Exercise task =>
Output the material word for word. Leave each picture out.

***** Provided entries

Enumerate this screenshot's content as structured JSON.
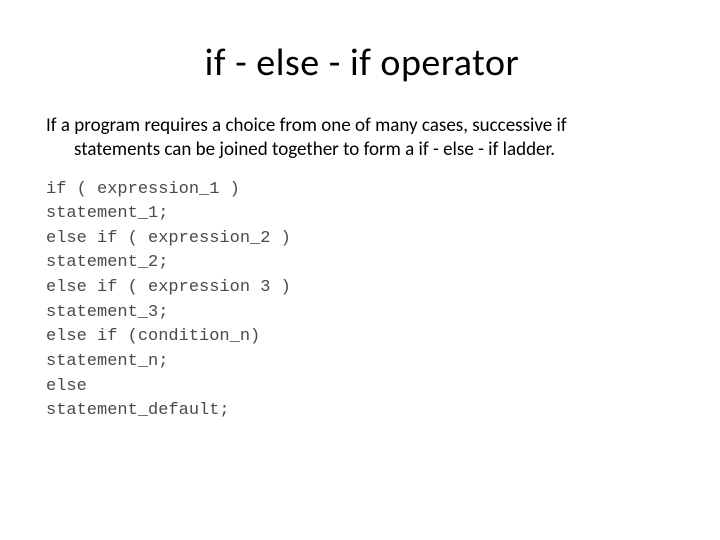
{
  "title": "if - else - if operator",
  "body": {
    "line1": "If a program requires a choice from one of many cases, successive if",
    "line2": "statements can be joined together to form a if - else - if ladder."
  },
  "code": {
    "l1": "if ( expression_1 )",
    "l2": "statement_1;",
    "l3": "else if ( expression_2 )",
    "l4": "statement_2;",
    "l5": "else if ( expression 3 )",
    "l6": "statement_3;",
    "l7": "else if (condition_n)",
    "l8": "statement_n;",
    "l9": "else",
    "l10": "statement_default;"
  }
}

**********

Written answer =>
Enumerate this screenshot's content as structured JSON.
{
  "title": "if - else - if operator",
  "body": {
    "line1": "If a program requires a choice from one of many cases, successive if",
    "line2": "statements can be joined together to form a if - else - if ladder."
  },
  "code": {
    "l1": "if ( expression_1 )",
    "l2": "statement_1;",
    "l3": "else if ( expression_2 )",
    "l4": "statement_2;",
    "l5": "else if ( expression 3 )",
    "l6": "statement_3;",
    "l7": "else if (condition_n)",
    "l8": "statement_n;",
    "l9": "else",
    "l10": "statement_default;"
  }
}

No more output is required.